> [PROBLEM DETAILS] Type out all the records word for word. Any pictures are to be left out.

> [GIVEN DATA]
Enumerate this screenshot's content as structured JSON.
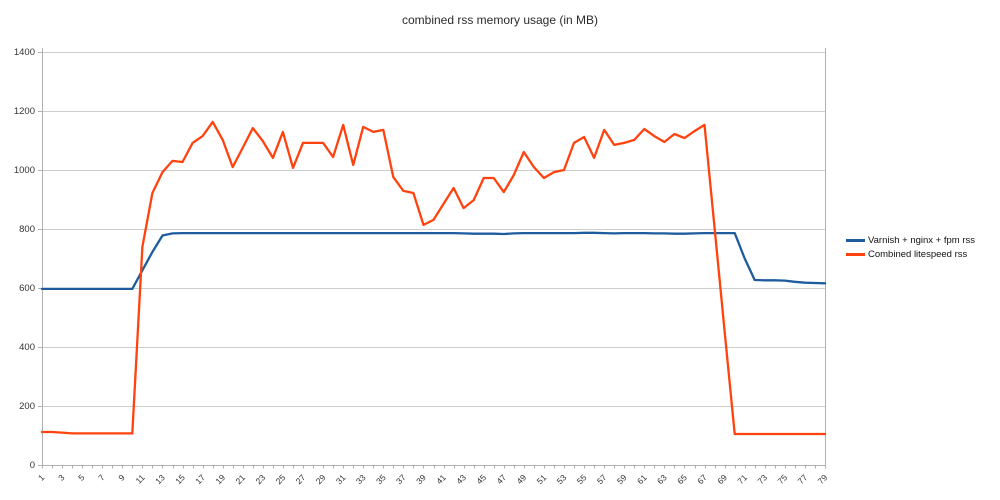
{
  "colors": {
    "grid": "#cdcdcd",
    "axis": "#b0b0b0",
    "text": "#333333",
    "series_blue": "#1f5c9e",
    "series_orange": "#ff420e"
  },
  "chart_data": {
    "type": "line",
    "title": "combined rss memory usage (in MB)",
    "ylim": [
      0,
      1400
    ],
    "ytick_step": 200,
    "grid": "horizontal-only",
    "legend_position": "right",
    "x_labels_shown": "odd values 1 to 79, rotated 45 degrees",
    "x": [
      1,
      2,
      3,
      4,
      5,
      6,
      7,
      8,
      9,
      10,
      11,
      12,
      13,
      14,
      15,
      16,
      17,
      18,
      19,
      20,
      21,
      22,
      23,
      24,
      25,
      26,
      27,
      28,
      29,
      30,
      31,
      32,
      33,
      34,
      35,
      36,
      37,
      38,
      39,
      40,
      41,
      42,
      43,
      44,
      45,
      46,
      47,
      48,
      49,
      50,
      51,
      52,
      53,
      54,
      55,
      56,
      57,
      58,
      59,
      60,
      61,
      62,
      63,
      64,
      65,
      66,
      67,
      68,
      69,
      70,
      71,
      72,
      73,
      74,
      75,
      76,
      77,
      78,
      79
    ],
    "series": [
      {
        "id": "varnish",
        "name": "Varnish + nginx + fpm rss",
        "color": "#1f5c9e",
        "values": [
          597,
          597,
          597,
          597,
          597,
          597,
          597,
          597,
          597,
          597,
          660,
          722,
          778,
          785,
          786,
          786,
          786,
          786,
          786,
          786,
          786,
          786,
          786,
          786,
          786,
          786,
          786,
          786,
          786,
          786,
          786,
          786,
          786,
          786,
          786,
          786,
          786,
          786,
          786,
          786,
          786,
          786,
          785,
          784,
          784,
          784,
          783,
          785,
          786,
          786,
          786,
          786,
          786,
          786,
          787,
          787,
          786,
          785,
          786,
          786,
          786,
          785,
          785,
          784,
          784,
          785,
          786,
          786,
          786,
          786,
          700,
          627,
          626,
          626,
          625,
          621,
          618,
          617,
          616
        ]
      },
      {
        "id": "litespeed",
        "name": "Combined litespeed rss",
        "color": "#ff420e",
        "values": [
          112,
          112,
          110,
          107,
          107,
          107,
          107,
          107,
          107,
          107,
          740,
          922,
          993,
          1031,
          1027,
          1092,
          1115,
          1163,
          1102,
          1010,
          1076,
          1142,
          1098,
          1041,
          1129,
          1007,
          1092,
          1092,
          1092,
          1044,
          1153,
          1017,
          1146,
          1129,
          1136,
          976,
          929,
          922,
          814,
          831,
          885,
          939,
          871,
          898,
          973,
          973,
          925,
          983,
          1061,
          1010,
          973,
          993,
          1000,
          1092,
          1112,
          1041,
          1136,
          1085,
          1092,
          1102,
          1139,
          1115,
          1095,
          1122,
          1108,
          1132,
          1153,
          803,
          454,
          105,
          105,
          105,
          105,
          105,
          105,
          105,
          105,
          105,
          105
        ]
      }
    ]
  }
}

> [REPLY]
Enumerate this screenshot's content as structured JSON.
{
  "colors": {
    "grid": "#cdcdcd",
    "axis": "#b0b0b0",
    "text": "#333333",
    "series_blue": "#1f5c9e",
    "series_orange": "#ff420e"
  },
  "chart_data": {
    "type": "line",
    "title": "combined rss memory usage (in MB)",
    "ylim": [
      0,
      1400
    ],
    "ytick_step": 200,
    "grid": "horizontal-only",
    "legend_position": "right",
    "x_labels_shown": "odd values 1 to 79, rotated 45 degrees",
    "x": [
      1,
      2,
      3,
      4,
      5,
      6,
      7,
      8,
      9,
      10,
      11,
      12,
      13,
      14,
      15,
      16,
      17,
      18,
      19,
      20,
      21,
      22,
      23,
      24,
      25,
      26,
      27,
      28,
      29,
      30,
      31,
      32,
      33,
      34,
      35,
      36,
      37,
      38,
      39,
      40,
      41,
      42,
      43,
      44,
      45,
      46,
      47,
      48,
      49,
      50,
      51,
      52,
      53,
      54,
      55,
      56,
      57,
      58,
      59,
      60,
      61,
      62,
      63,
      64,
      65,
      66,
      67,
      68,
      69,
      70,
      71,
      72,
      73,
      74,
      75,
      76,
      77,
      78,
      79
    ],
    "series": [
      {
        "id": "varnish",
        "name": "Varnish + nginx + fpm rss",
        "color": "#1f5c9e",
        "values": [
          597,
          597,
          597,
          597,
          597,
          597,
          597,
          597,
          597,
          597,
          660,
          722,
          778,
          785,
          786,
          786,
          786,
          786,
          786,
          786,
          786,
          786,
          786,
          786,
          786,
          786,
          786,
          786,
          786,
          786,
          786,
          786,
          786,
          786,
          786,
          786,
          786,
          786,
          786,
          786,
          786,
          786,
          785,
          784,
          784,
          784,
          783,
          785,
          786,
          786,
          786,
          786,
          786,
          786,
          787,
          787,
          786,
          785,
          786,
          786,
          786,
          785,
          785,
          784,
          784,
          785,
          786,
          786,
          786,
          786,
          700,
          627,
          626,
          626,
          625,
          621,
          618,
          617,
          616
        ]
      },
      {
        "id": "litespeed",
        "name": "Combined litespeed rss",
        "color": "#ff420e",
        "values": [
          112,
          112,
          110,
          107,
          107,
          107,
          107,
          107,
          107,
          107,
          740,
          922,
          993,
          1031,
          1027,
          1092,
          1115,
          1163,
          1102,
          1010,
          1076,
          1142,
          1098,
          1041,
          1129,
          1007,
          1092,
          1092,
          1092,
          1044,
          1153,
          1017,
          1146,
          1129,
          1136,
          976,
          929,
          922,
          814,
          831,
          885,
          939,
          871,
          898,
          973,
          973,
          925,
          983,
          1061,
          1010,
          973,
          993,
          1000,
          1092,
          1112,
          1041,
          1136,
          1085,
          1092,
          1102,
          1139,
          1115,
          1095,
          1122,
          1108,
          1132,
          1153,
          803,
          454,
          105,
          105,
          105,
          105,
          105,
          105,
          105,
          105,
          105,
          105
        ]
      }
    ]
  }
}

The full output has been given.